(Records from a collection of figures)
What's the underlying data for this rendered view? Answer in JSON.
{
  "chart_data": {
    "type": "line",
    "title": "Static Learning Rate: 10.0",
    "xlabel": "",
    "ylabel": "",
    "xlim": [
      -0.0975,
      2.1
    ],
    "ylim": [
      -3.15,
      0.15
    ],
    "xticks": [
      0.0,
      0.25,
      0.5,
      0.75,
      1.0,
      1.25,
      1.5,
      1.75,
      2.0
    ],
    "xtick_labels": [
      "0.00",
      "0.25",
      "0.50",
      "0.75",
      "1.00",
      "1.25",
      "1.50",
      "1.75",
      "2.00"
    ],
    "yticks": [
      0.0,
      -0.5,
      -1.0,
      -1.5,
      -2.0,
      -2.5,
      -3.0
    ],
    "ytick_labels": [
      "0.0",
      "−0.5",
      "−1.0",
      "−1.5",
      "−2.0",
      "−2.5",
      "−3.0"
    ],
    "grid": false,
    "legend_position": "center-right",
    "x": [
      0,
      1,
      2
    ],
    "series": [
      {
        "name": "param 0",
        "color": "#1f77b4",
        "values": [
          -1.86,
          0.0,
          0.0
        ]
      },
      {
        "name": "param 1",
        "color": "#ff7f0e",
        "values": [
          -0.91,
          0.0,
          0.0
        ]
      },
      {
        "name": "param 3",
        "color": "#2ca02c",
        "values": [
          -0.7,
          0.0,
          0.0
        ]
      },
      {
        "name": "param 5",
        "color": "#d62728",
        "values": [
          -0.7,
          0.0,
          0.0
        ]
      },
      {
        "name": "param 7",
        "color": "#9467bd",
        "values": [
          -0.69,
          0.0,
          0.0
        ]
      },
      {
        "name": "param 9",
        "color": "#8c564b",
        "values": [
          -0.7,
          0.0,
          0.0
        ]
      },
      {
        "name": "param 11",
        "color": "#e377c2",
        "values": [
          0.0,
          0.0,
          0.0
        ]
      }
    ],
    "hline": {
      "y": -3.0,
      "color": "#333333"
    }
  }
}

== Exercise task ==
Write the listing out again, exactly as it reads.

== Result of this exercise ==
What's the underlying data for this rendered view? Answer in JSON.
{
  "chart_data": {
    "type": "line",
    "title": "Static Learning Rate: 10.0",
    "xlabel": "",
    "ylabel": "",
    "xlim": [
      -0.0975,
      2.1
    ],
    "ylim": [
      -3.15,
      0.15
    ],
    "xticks": [
      0.0,
      0.25,
      0.5,
      0.75,
      1.0,
      1.25,
      1.5,
      1.75,
      2.0
    ],
    "xtick_labels": [
      "0.00",
      "0.25",
      "0.50",
      "0.75",
      "1.00",
      "1.25",
      "1.50",
      "1.75",
      "2.00"
    ],
    "yticks": [
      0.0,
      -0.5,
      -1.0,
      -1.5,
      -2.0,
      -2.5,
      -3.0
    ],
    "ytick_labels": [
      "0.0",
      "−0.5",
      "−1.0",
      "−1.5",
      "−2.0",
      "−2.5",
      "−3.0"
    ],
    "grid": false,
    "legend_position": "center-right",
    "x": [
      0,
      1,
      2
    ],
    "series": [
      {
        "name": "param 0",
        "color": "#1f77b4",
        "values": [
          -1.86,
          0.0,
          0.0
        ]
      },
      {
        "name": "param 1",
        "color": "#ff7f0e",
        "values": [
          -0.91,
          0.0,
          0.0
        ]
      },
      {
        "name": "param 3",
        "color": "#2ca02c",
        "values": [
          -0.7,
          0.0,
          0.0
        ]
      },
      {
        "name": "param 5",
        "color": "#d62728",
        "values": [
          -0.7,
          0.0,
          0.0
        ]
      },
      {
        "name": "param 7",
        "color": "#9467bd",
        "values": [
          -0.69,
          0.0,
          0.0
        ]
      },
      {
        "name": "param 9",
        "color": "#8c564b",
        "values": [
          -0.7,
          0.0,
          0.0
        ]
      },
      {
        "name": "param 11",
        "color": "#e377c2",
        "values": [
          0.0,
          0.0,
          0.0
        ]
      }
    ],
    "hline": {
      "y": -3.0,
      "color": "#333333"
    }
  }
}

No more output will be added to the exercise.